-- SHORT TASK --
Gather all lines containing the string "name" and copy them out.
- - -
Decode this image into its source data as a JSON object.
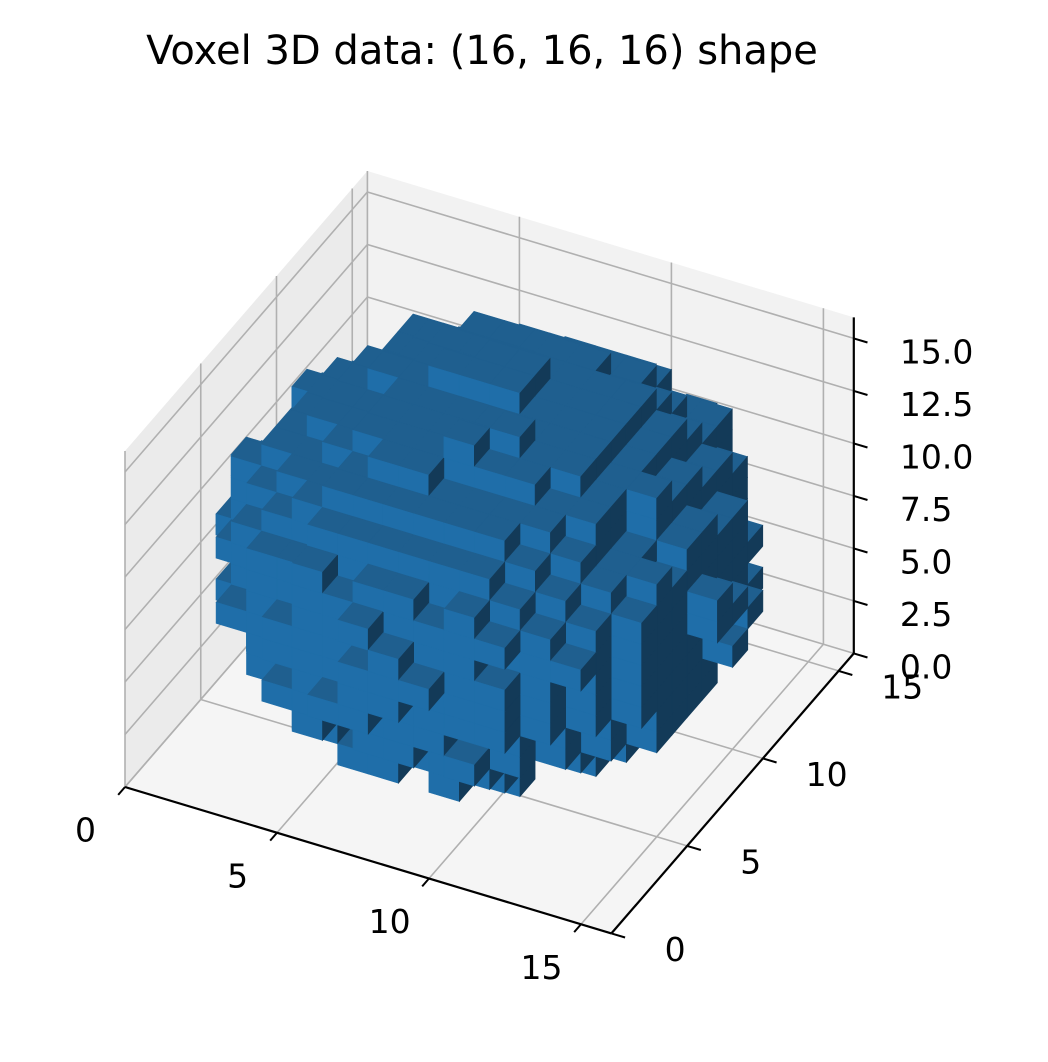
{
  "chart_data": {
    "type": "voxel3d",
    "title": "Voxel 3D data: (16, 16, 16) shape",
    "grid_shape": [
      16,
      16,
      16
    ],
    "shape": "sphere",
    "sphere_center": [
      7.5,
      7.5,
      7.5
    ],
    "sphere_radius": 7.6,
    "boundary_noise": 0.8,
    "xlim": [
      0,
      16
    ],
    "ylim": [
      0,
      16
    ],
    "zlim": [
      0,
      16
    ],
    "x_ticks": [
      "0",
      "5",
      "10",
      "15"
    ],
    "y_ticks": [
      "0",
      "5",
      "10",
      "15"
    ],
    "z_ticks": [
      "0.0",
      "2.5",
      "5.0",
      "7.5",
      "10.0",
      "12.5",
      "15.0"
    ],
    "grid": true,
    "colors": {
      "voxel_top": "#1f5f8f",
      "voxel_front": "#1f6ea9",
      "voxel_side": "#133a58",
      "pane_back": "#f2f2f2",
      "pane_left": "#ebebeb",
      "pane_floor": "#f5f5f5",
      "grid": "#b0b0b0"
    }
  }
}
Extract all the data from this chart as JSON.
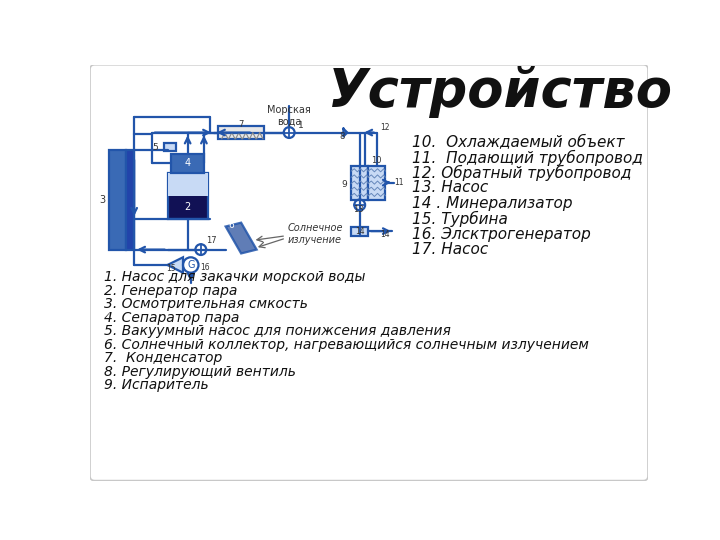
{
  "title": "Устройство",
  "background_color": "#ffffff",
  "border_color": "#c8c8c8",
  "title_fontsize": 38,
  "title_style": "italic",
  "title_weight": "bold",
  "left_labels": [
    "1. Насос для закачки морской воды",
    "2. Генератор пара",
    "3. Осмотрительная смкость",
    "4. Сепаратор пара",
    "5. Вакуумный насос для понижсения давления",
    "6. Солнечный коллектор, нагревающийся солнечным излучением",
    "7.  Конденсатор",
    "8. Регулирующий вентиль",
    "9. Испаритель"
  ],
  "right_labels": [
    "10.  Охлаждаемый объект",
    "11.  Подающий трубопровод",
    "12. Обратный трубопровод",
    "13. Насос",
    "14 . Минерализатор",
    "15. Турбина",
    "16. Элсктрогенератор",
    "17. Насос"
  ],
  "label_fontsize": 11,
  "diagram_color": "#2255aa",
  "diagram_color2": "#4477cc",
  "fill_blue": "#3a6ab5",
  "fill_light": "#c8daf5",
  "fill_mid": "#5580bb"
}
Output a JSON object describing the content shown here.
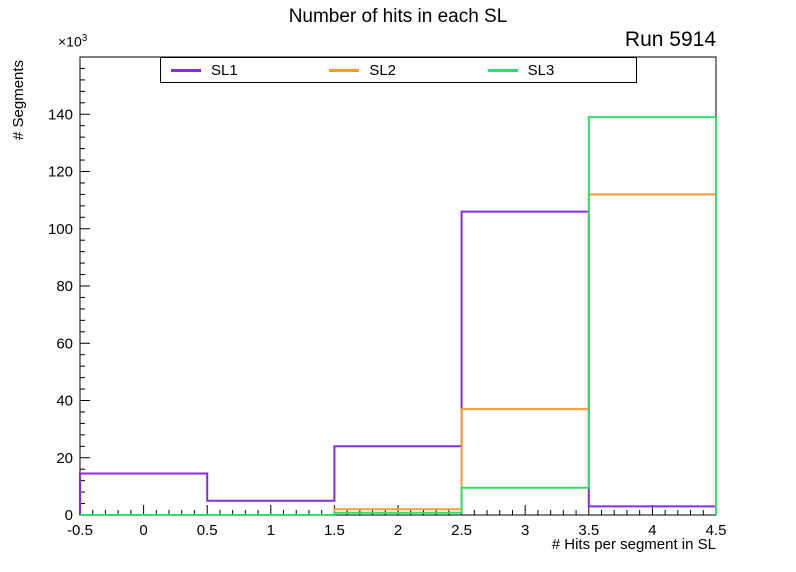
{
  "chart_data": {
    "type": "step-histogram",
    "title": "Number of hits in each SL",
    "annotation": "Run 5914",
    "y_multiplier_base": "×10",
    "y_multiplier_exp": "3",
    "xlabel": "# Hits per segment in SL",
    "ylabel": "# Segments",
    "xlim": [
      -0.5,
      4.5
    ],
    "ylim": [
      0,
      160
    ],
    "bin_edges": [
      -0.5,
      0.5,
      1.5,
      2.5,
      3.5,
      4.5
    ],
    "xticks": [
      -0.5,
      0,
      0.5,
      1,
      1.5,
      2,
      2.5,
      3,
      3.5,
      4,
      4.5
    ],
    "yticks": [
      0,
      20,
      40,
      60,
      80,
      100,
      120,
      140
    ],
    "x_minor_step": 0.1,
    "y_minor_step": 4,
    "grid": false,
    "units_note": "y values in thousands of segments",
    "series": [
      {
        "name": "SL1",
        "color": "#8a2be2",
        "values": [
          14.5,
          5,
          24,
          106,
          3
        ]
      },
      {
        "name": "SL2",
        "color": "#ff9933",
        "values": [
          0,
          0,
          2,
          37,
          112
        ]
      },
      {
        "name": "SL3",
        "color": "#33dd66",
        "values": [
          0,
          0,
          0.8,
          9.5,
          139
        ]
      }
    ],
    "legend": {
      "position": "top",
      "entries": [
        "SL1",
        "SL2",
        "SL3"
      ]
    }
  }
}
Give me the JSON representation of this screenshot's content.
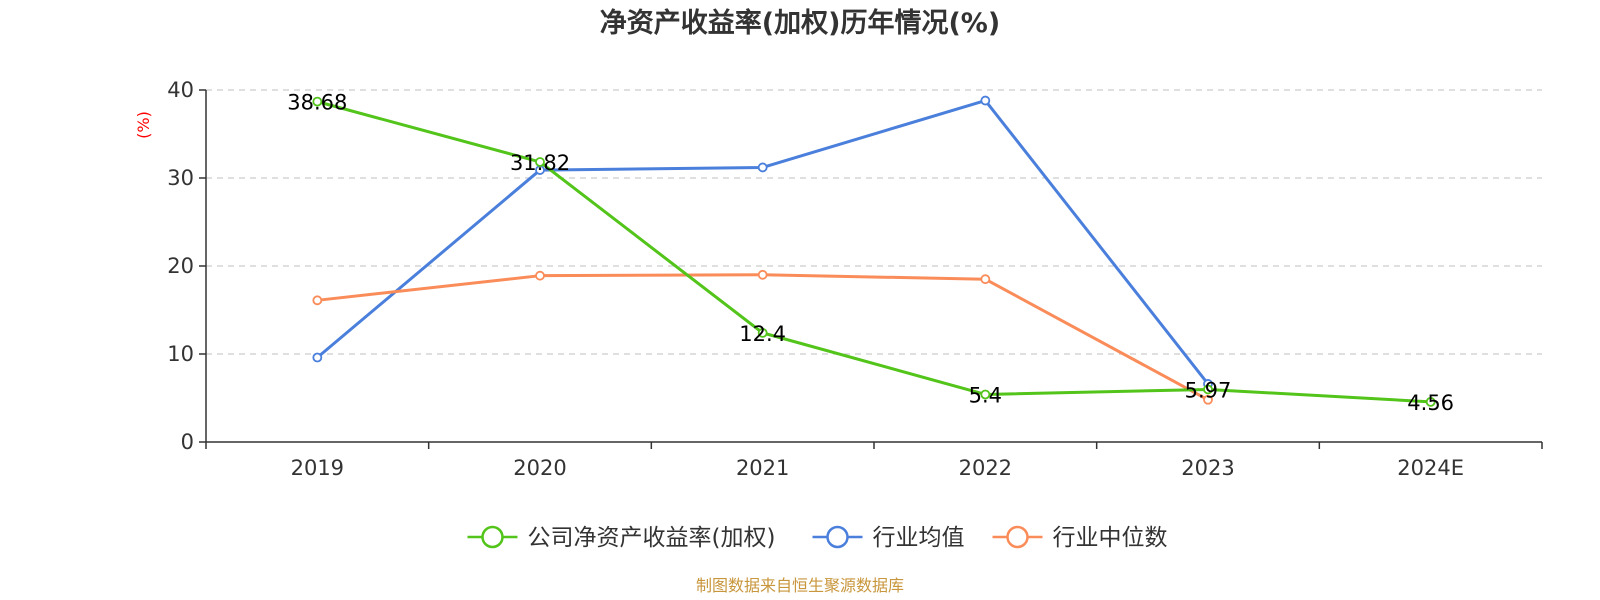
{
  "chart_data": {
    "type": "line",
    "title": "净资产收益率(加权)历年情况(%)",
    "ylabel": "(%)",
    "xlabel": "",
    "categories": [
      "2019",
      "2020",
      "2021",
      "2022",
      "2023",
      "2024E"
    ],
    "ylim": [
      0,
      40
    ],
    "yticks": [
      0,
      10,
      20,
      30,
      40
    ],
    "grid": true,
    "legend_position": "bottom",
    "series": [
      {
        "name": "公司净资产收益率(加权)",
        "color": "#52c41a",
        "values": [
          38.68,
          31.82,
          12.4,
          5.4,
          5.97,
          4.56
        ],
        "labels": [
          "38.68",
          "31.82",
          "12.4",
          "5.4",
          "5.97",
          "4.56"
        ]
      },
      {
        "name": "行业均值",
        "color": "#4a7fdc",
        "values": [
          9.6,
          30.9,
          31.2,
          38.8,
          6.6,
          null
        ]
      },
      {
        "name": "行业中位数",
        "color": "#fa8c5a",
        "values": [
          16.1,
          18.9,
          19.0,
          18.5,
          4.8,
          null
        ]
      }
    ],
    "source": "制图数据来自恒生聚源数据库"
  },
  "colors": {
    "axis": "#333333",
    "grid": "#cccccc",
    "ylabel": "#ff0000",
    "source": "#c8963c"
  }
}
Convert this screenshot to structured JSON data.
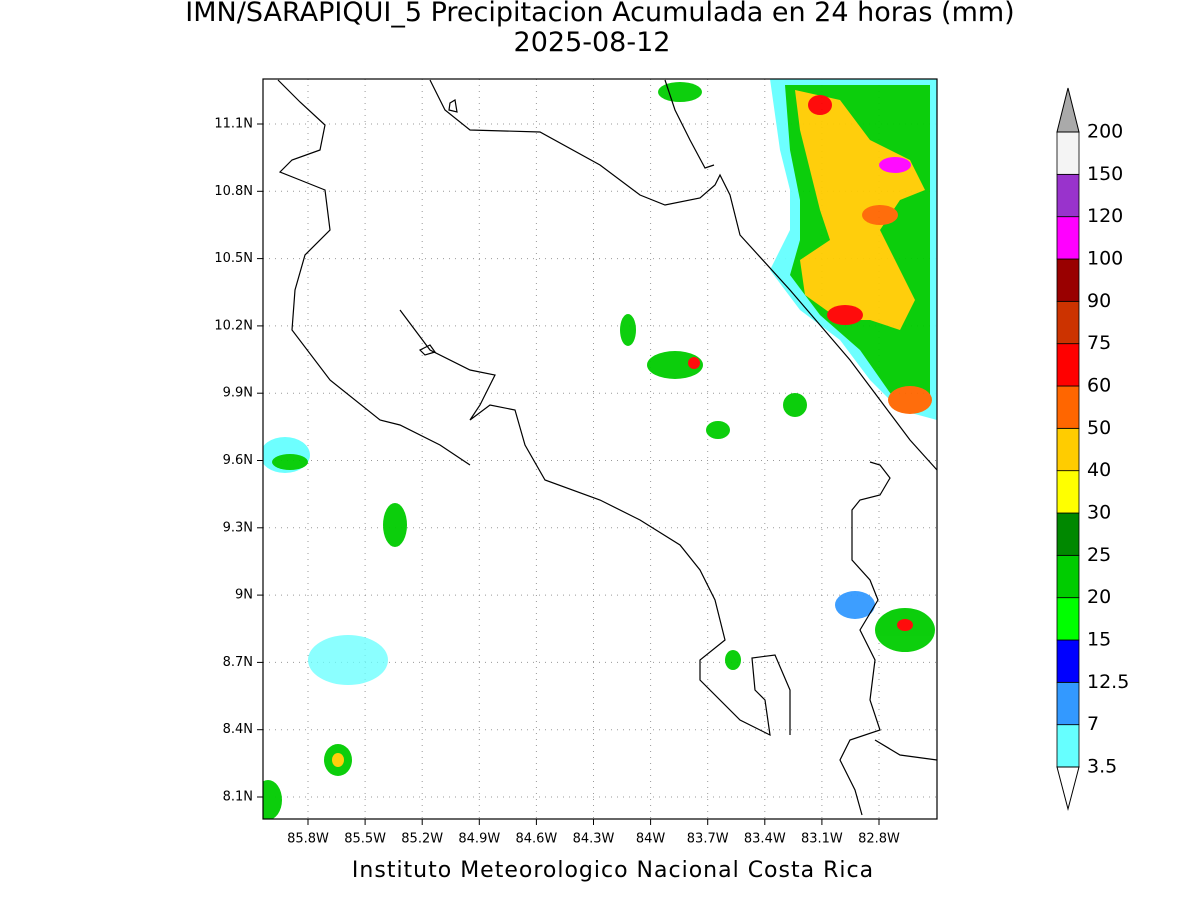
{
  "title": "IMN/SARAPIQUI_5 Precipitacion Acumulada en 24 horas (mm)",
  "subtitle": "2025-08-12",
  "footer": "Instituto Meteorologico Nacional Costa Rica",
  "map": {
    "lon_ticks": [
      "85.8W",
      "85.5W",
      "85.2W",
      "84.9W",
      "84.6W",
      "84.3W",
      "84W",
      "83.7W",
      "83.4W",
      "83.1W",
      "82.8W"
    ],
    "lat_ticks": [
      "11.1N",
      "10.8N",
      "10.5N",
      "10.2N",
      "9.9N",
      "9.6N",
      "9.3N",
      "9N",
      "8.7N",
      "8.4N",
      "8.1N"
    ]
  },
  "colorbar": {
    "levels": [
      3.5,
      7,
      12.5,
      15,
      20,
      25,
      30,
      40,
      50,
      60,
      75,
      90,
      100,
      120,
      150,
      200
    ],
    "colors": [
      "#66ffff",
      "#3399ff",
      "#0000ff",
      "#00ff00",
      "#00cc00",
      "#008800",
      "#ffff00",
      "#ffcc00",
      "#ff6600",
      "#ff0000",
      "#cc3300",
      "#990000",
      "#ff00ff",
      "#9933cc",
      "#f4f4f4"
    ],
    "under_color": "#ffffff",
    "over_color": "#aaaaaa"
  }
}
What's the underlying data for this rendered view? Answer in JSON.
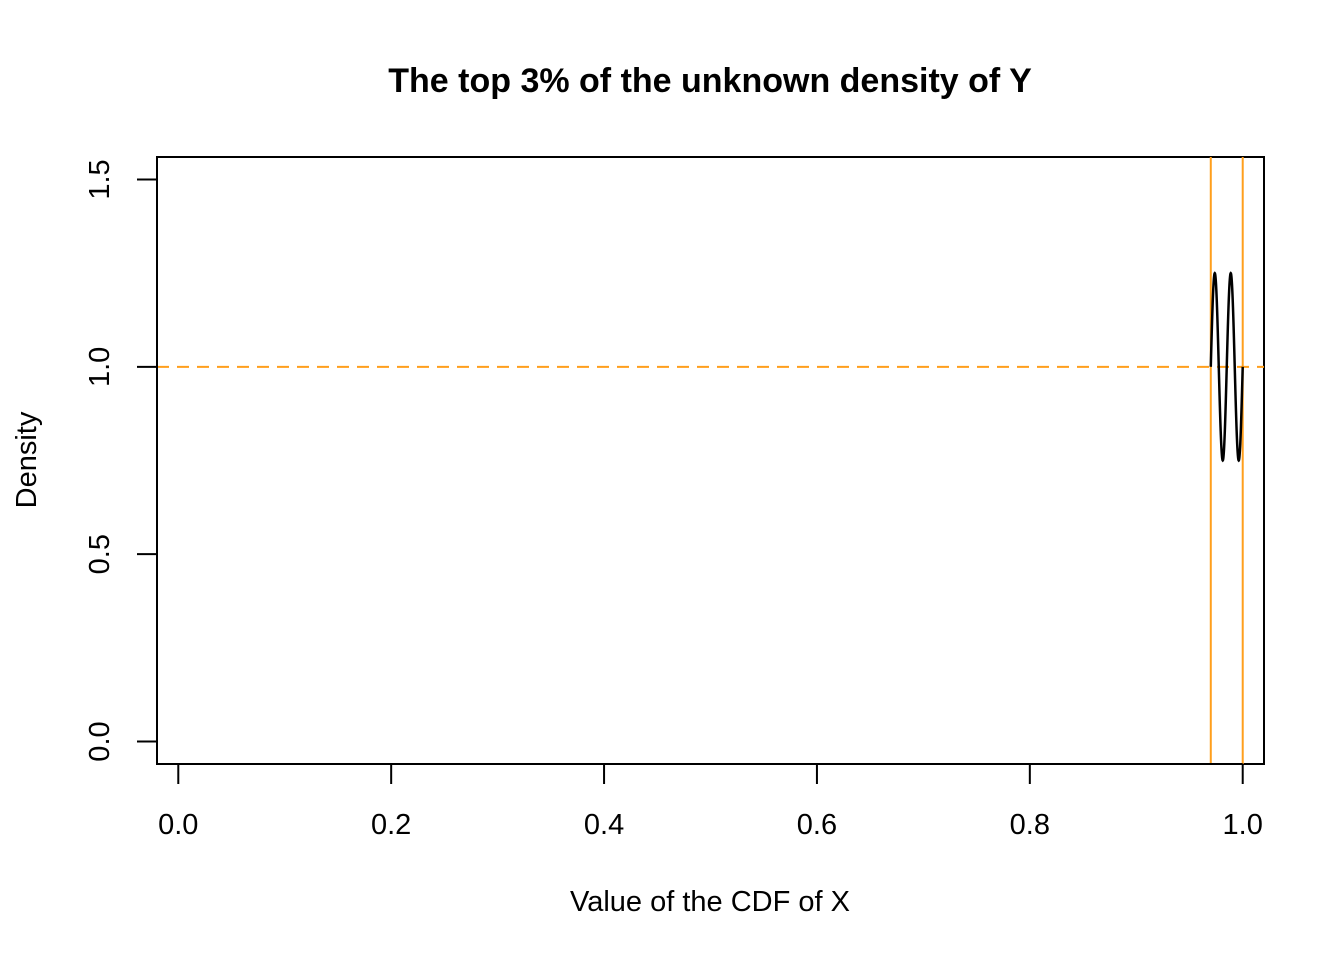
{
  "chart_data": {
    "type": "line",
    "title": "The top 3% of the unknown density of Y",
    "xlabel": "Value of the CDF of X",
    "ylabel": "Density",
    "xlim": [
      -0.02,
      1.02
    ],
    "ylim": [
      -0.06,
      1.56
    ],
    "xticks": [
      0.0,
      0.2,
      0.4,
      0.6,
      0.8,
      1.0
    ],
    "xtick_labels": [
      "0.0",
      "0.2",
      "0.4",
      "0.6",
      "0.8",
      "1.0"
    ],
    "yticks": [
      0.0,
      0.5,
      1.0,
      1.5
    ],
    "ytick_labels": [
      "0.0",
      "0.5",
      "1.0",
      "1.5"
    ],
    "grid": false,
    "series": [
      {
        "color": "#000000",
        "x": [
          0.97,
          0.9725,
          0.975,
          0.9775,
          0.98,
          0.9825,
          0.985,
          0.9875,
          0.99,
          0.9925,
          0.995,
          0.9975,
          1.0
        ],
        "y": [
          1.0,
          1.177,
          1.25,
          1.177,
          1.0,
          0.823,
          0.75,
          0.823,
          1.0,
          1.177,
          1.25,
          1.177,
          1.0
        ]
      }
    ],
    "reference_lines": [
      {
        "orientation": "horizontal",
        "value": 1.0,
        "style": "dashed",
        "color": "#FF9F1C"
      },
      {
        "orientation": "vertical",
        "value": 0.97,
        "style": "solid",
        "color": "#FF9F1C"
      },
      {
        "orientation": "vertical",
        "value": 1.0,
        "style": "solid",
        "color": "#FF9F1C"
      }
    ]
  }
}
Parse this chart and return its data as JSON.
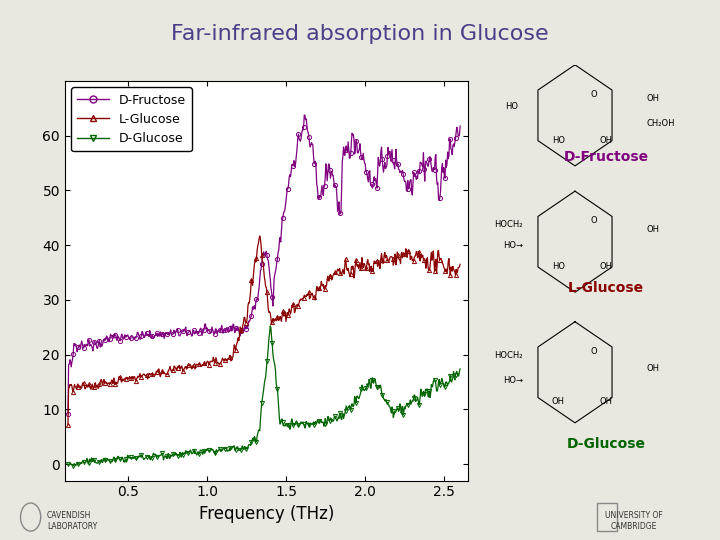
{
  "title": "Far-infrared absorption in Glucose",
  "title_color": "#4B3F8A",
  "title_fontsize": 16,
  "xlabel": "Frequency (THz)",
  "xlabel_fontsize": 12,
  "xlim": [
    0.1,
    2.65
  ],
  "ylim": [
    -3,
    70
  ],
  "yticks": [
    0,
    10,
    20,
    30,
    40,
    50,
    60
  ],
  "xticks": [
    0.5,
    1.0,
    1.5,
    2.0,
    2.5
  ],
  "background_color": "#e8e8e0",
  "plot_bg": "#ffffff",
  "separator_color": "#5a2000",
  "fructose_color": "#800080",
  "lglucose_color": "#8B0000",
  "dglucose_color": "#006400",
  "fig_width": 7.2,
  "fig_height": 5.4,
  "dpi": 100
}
- - -
-- WRITTEN SOLUTION --
        "name": "SL1",
        "name": "SL2",
        "name": "SL3",
        "name": "公司净资产收益率(加权)",
        "name": "行业均值",
        "name": "行业中位数",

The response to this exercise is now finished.